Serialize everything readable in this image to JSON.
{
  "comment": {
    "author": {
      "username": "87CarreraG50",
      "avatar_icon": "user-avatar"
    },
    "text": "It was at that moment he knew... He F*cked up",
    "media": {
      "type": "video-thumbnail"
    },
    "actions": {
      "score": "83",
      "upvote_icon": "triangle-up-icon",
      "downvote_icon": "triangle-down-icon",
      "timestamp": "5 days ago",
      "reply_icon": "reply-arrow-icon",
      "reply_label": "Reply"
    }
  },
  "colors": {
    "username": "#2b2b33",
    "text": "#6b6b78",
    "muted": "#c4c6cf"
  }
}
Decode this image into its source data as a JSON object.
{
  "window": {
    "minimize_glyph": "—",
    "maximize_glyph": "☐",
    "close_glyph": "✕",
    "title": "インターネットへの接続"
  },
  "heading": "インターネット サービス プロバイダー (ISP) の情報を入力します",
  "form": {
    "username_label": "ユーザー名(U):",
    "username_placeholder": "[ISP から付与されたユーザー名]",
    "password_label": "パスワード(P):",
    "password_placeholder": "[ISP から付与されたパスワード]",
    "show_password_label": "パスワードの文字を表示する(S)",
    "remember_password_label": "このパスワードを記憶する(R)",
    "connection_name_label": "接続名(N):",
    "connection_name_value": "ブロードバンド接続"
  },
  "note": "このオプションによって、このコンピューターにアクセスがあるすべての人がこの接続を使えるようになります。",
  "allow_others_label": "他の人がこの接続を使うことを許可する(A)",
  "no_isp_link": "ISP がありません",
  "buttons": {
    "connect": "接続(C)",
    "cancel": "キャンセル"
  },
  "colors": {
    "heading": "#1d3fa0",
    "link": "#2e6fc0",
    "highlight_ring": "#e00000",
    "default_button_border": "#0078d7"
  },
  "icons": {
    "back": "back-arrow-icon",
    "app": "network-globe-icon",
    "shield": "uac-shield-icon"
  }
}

——

◆ **EXERCISE INSTRUCTIONS**
Extract the data in full. Keep it word for word.

◆ **THE COMPLETED TASK**
Serialize everything readable in this image to JSON.
{
  "comment": {
    "author": {
      "username": "87CarreraG50",
      "avatar_icon": "user-avatar"
    },
    "text": "It was at that moment he knew... He F*cked up",
    "media": {
      "type": "video-thumbnail"
    },
    "actions": {
      "score": "83",
      "upvote_icon": "triangle-up-icon",
      "downvote_icon": "triangle-down-icon",
      "timestamp": "5 days ago",
      "reply_icon": "reply-arrow-icon",
      "reply_label": "Reply"
    }
  },
  "colors": {
    "username": "#2b2b33",
    "text": "#6b6b78",
    "muted": "#c4c6cf"
  }
}
Decode this image into its source data as a JSON object.
{
  "window": {
    "minimize_glyph": "—",
    "maximize_glyph": "☐",
    "close_glyph": "✕",
    "title": "インターネットへの接続"
  },
  "heading": "インターネット サービス プロバイダー (ISP) の情報を入力します",
  "form": {
    "username_label": "ユーザー名(U):",
    "username_placeholder": "[ISP から付与されたユーザー名]",
    "password_label": "パスワード(P):",
    "password_placeholder": "[ISP から付与されたパスワード]",
    "show_password_label": "パスワードの文字を表示する(S)",
    "remember_password_label": "このパスワードを記憶する(R)",
    "connection_name_label": "接続名(N):",
    "connection_name_value": "ブロードバンド接続"
  },
  "note": "このオプションによって、このコンピューターにアクセスがあるすべての人がこの接続を使えるようになります。",
  "allow_others_label": "他の人がこの接続を使うことを許可する(A)",
  "no_isp_link": "ISP がありません",
  "buttons": {
    "connect": "接続(C)",
    "cancel": "キャンセル"
  },
  "colors": {
    "heading": "#1d3fa0",
    "link": "#2e6fc0",
    "highlight_ring": "#e00000",
    "default_button_border": "#0078d7"
  },
  "icons": {
    "back": "back-arrow-icon",
    "app": "network-globe-icon",
    "shield": "uac-shield-icon"
  }
}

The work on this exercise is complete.